• [Task statement]:
Gather up all lines that carry the word "JSON".

• [Exercise material]:
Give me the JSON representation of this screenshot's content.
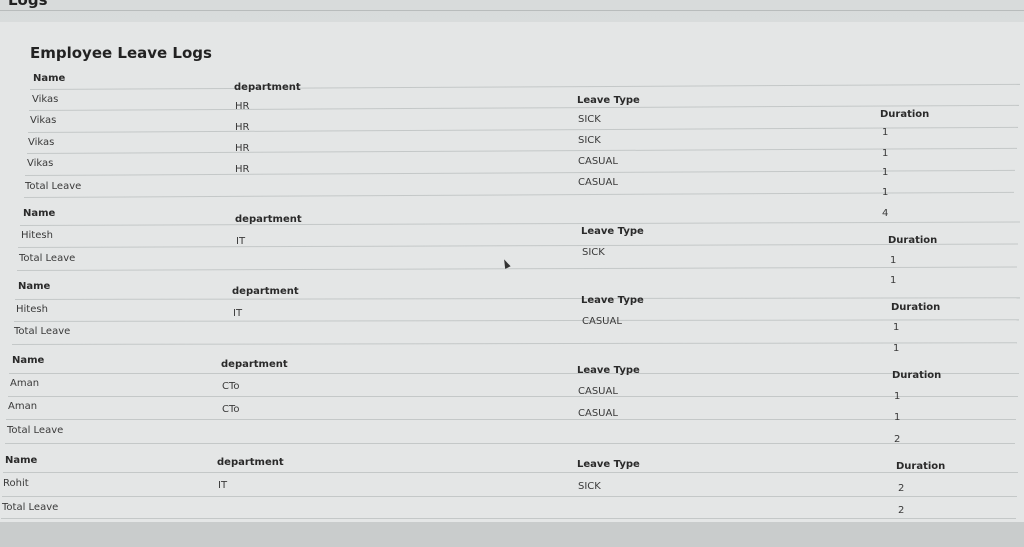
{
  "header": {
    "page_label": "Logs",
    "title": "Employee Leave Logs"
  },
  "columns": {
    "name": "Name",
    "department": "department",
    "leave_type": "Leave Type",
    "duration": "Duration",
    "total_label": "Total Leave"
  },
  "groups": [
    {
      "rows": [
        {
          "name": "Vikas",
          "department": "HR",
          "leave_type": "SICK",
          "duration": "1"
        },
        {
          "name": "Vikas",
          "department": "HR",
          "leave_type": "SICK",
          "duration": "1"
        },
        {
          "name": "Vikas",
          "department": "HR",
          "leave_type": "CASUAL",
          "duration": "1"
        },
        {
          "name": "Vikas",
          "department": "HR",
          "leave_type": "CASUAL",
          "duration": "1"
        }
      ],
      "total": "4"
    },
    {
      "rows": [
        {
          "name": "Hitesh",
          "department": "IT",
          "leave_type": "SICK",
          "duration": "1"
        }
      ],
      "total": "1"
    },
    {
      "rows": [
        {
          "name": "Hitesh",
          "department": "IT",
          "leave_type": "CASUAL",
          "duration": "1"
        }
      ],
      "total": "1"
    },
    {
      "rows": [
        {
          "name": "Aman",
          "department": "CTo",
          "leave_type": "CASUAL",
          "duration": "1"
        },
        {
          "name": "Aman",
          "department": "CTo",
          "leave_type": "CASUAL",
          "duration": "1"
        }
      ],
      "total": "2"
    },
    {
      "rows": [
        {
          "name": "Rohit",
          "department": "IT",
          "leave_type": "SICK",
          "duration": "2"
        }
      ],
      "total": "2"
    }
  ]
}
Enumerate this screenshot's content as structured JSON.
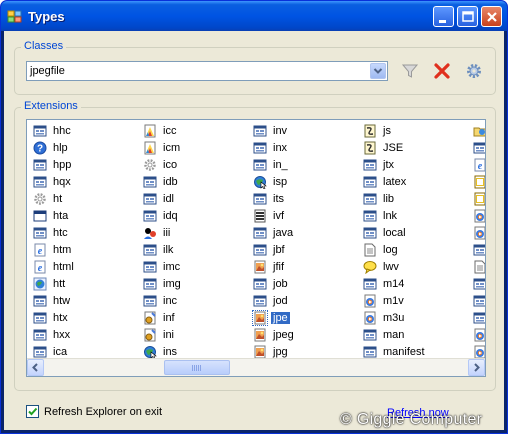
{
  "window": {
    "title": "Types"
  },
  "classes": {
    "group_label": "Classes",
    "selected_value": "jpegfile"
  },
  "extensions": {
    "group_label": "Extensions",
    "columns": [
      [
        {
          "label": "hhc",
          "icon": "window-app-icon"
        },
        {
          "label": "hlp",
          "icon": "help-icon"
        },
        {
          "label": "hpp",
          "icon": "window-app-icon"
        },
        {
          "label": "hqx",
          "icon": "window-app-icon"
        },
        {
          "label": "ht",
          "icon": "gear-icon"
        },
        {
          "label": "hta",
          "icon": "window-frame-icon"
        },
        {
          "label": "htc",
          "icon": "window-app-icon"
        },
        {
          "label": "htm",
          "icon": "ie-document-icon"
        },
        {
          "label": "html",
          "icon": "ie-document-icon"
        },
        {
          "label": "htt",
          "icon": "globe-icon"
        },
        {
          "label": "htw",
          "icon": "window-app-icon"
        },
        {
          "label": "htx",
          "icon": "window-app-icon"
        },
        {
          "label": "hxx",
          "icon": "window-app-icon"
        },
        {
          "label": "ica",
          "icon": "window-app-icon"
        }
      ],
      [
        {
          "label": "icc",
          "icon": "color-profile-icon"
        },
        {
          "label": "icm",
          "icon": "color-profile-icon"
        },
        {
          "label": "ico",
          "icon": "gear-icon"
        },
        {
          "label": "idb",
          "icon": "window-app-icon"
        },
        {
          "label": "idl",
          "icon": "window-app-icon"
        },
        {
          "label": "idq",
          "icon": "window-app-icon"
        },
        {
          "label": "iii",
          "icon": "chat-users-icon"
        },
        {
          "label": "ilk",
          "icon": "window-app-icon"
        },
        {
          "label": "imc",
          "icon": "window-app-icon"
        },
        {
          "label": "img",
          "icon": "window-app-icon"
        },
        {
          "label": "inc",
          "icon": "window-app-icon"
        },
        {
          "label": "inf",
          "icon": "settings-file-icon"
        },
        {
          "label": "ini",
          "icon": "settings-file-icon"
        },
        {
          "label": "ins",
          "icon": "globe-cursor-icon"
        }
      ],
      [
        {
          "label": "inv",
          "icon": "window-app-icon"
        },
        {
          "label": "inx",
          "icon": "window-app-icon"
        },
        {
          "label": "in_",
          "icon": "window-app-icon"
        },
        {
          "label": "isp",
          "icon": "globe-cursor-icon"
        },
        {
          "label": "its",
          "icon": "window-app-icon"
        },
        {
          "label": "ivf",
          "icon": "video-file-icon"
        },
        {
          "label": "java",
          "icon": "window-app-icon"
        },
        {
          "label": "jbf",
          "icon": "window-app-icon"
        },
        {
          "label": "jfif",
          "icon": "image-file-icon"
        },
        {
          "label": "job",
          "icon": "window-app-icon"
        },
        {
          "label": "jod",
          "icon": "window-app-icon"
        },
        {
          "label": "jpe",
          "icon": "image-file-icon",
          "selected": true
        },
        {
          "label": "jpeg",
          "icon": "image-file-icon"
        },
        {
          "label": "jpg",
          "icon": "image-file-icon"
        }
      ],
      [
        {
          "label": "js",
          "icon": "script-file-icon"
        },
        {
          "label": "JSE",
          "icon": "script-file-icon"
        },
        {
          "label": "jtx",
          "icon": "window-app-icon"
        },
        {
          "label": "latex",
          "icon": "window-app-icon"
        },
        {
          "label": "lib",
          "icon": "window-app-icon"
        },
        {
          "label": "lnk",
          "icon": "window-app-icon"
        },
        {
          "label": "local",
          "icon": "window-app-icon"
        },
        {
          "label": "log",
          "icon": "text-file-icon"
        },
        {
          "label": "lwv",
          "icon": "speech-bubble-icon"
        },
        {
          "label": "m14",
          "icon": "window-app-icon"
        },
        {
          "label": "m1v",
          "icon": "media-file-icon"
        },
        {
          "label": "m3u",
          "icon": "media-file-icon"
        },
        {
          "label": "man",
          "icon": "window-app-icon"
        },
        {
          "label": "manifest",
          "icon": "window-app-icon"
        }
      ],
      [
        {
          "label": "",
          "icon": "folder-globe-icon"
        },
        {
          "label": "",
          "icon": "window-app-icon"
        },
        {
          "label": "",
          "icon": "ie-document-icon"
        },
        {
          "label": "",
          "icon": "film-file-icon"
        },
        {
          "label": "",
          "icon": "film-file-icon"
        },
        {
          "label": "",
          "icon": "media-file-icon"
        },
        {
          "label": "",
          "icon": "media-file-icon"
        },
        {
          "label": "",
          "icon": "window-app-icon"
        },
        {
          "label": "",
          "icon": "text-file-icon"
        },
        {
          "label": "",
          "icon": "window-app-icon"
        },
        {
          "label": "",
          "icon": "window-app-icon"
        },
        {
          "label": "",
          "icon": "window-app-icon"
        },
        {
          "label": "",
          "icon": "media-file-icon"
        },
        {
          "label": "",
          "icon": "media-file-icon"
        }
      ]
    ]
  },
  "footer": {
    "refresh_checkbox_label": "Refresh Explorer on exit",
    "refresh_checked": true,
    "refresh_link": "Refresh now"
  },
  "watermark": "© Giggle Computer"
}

==

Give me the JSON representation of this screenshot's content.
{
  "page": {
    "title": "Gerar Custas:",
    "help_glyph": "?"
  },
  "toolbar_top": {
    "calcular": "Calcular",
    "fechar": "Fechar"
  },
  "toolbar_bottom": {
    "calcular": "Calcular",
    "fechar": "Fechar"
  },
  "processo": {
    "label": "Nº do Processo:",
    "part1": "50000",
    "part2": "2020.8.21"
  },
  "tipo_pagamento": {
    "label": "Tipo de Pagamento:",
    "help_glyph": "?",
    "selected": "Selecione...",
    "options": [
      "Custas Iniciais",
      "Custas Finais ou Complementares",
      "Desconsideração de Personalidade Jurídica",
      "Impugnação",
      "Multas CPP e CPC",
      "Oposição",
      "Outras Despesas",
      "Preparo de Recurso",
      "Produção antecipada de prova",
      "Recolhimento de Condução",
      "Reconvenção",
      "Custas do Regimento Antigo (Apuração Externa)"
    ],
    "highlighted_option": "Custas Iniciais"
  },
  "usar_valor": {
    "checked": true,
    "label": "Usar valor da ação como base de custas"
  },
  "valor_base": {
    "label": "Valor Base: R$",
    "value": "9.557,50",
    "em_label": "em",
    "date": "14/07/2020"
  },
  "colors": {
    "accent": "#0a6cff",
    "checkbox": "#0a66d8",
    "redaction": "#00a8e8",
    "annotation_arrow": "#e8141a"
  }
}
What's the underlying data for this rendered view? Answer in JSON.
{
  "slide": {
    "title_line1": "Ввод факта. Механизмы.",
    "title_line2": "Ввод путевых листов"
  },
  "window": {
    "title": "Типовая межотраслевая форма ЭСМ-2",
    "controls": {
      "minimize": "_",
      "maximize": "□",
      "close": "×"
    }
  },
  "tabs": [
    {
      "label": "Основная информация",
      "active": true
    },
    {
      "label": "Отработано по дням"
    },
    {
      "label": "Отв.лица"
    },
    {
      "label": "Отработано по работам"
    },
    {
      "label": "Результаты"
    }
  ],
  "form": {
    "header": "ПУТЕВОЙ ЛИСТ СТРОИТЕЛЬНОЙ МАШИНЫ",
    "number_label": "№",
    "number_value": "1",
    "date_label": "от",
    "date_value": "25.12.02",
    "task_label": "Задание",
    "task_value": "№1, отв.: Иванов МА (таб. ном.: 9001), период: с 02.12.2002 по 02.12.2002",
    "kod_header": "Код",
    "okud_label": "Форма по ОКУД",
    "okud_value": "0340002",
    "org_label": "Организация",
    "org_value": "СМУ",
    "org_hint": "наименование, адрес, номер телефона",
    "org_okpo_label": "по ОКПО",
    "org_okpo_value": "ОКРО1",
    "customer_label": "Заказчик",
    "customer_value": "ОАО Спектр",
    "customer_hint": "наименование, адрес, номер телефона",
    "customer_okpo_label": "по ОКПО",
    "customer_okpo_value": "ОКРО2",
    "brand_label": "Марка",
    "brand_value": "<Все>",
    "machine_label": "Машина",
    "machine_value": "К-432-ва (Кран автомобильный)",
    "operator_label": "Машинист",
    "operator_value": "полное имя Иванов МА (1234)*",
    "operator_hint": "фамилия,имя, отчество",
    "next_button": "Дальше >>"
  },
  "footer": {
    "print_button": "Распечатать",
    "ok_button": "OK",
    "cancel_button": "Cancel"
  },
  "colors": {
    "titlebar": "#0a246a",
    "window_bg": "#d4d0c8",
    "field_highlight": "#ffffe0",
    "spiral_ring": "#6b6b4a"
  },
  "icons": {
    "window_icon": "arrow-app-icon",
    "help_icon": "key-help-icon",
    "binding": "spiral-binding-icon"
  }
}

• [Task output]:
Give me the JSON representation of this screenshot's content.
Enumerate this screenshot's content as structured JSON.
Give me the JSON representation of this screenshot's content.
What's the underlying data for this rendered view? Answer in JSON.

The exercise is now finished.